TEXT SHOWN:
Big things that are really small


Part 1 of 2 – From Caroline’s 2012 Salon

Buddha taught that life is an illusion and that we lose our power by believing something is “real” when, in fact, it is not. That teaching is a challenging one to comprehend, to say the least. I remember this one man in a workshop saying, “I don’t get it. If my wife dropped her iron on my foot, that would not be an illusion. That would hurt like hell.” (Ah, but for the literal mind, what would this world be like?)

True, I said. It would hurt like hell, but then again, Buddha was not saying, “Heavy objects dropped on your foot will not hurt you if you believe they won’t hurt you, was he?” Buddha was teaching a mystical principle, not a physics class or an alternate lesson on the law of gravity. In order to understand the nature of mystical teachings, it is best to learn the meaning of each teaching within the context of mystical consciousness.

While this may not be the best comparison, I recall the first time math class went from only numbers to including “letters.” For me, letters belonged to the realm of words, English, literature, and sentences. What were letters doing next to numbers? It was brain freeze time for me. No matter how much effort the math teacher poured into trying to explain the theory of algebra and higher mathematics to me, and how advanced mathematics required “letters” because you were now learning principles and theories, I stuck to my literary guns, insisting that numbers and letters just don’t go together. Nope. You can’t make a word or a sentence out of numbers – and what are you trying to teach me, anyway? Where’s Charles Dickens when I need him?

Well, I barely passed Algebra, not to mention Geometry, because I simply could not adjust my literal-literary mind to the higher realm of mathematics in which letters were required. I refused to go there. Truth be told, of course, numbers and math intimidated me to no end. It wasn’t until later when I grasped the theory of sacred Geometry that Geometry became delicious to me, but I had to find something “in it” for me.

My point, of course, is that each of us is our own master at constructing the boundaries of our reality, determining whether we will be open-minded or close-minded, literal-thinking or capable of imagining the universe in letters as well as numbers, or perhaps even within the design of the mystic’s inner self and soul. What did they see with such clarity? And how is it that their teachings have withstood the test of time for centuries upon centuries?

My reasons for Big and Small things

I decided to enter the subject matter of Big Things and Small Things through the portal of Buddhism for a few reasons, all of them connected to my experience as a teacher – no surprise there. But that role has taken more than one expression now. I’m a writer, a teacher, I do a call-in radio show, I have an interactive web site, and I have this Salon, FB, and sometimes I find time to write newsletters. I have many ways of reaching people and in return, people reach out to me. I pay attention to the letters I receive (even though I can barely get to answering most of them), but I read all of them. I listen intently to people I meet at workshops. And I take very seriously the people who call in for advice or counsel on my radio show. In other words, you are precious goods to me.

DATASET EXTRACT:
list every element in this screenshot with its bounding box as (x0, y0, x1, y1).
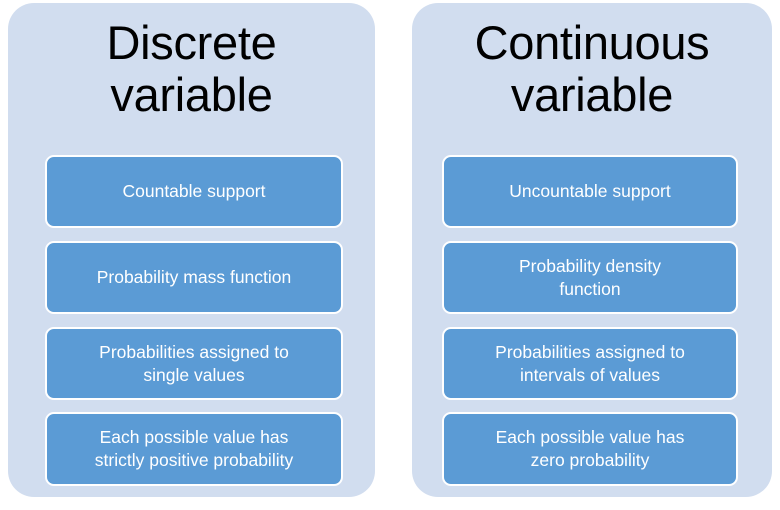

EXERCISE TASKS:
**A)** In the piece on big and small things, which two math subjects does the writer say were barely passed?
**B)** Translate this sentence from the piece on big and small things into Spanish: "I listen intently to people I meet at workshops."
**C)** Reproduce the part of the piece on big and small things that opens with the words containing "Part 1 of 2" and closes with "of mystical consciousness.".
The data comes from a separate source.

ANSWERS BY TASK:
**A)** Algebra and Geometry.

**B)** Escucho con atención a las personas que conozco en los talleres.

**C)**
Part 1 of 2 – From Caroline’s 2012 Salon

Buddha taught that life is an illusion and that we lose our power by believing something is “real” when, in fact, it is not. That teaching is a challenging one to comprehend, to say the least. I remember this one man in a workshop saying, “I don’t get it. If my wife dropped her iron on my foot, that would not be an illusion. That would hurt like hell.” (Ah, but for the literal mind, what would this world be like?)

True, I said. It would hurt like hell, but then again, Buddha was not saying, “Heavy objects dropped on your foot will not hurt you if you believe they won’t hurt you, was he?” Buddha was teaching a mystical principle, not a physics class or an alternate lesson on the law of gravity. In order to understand the nature of mystical teachings, it is best to learn the meaning of each teaching within the context of mystical consciousness.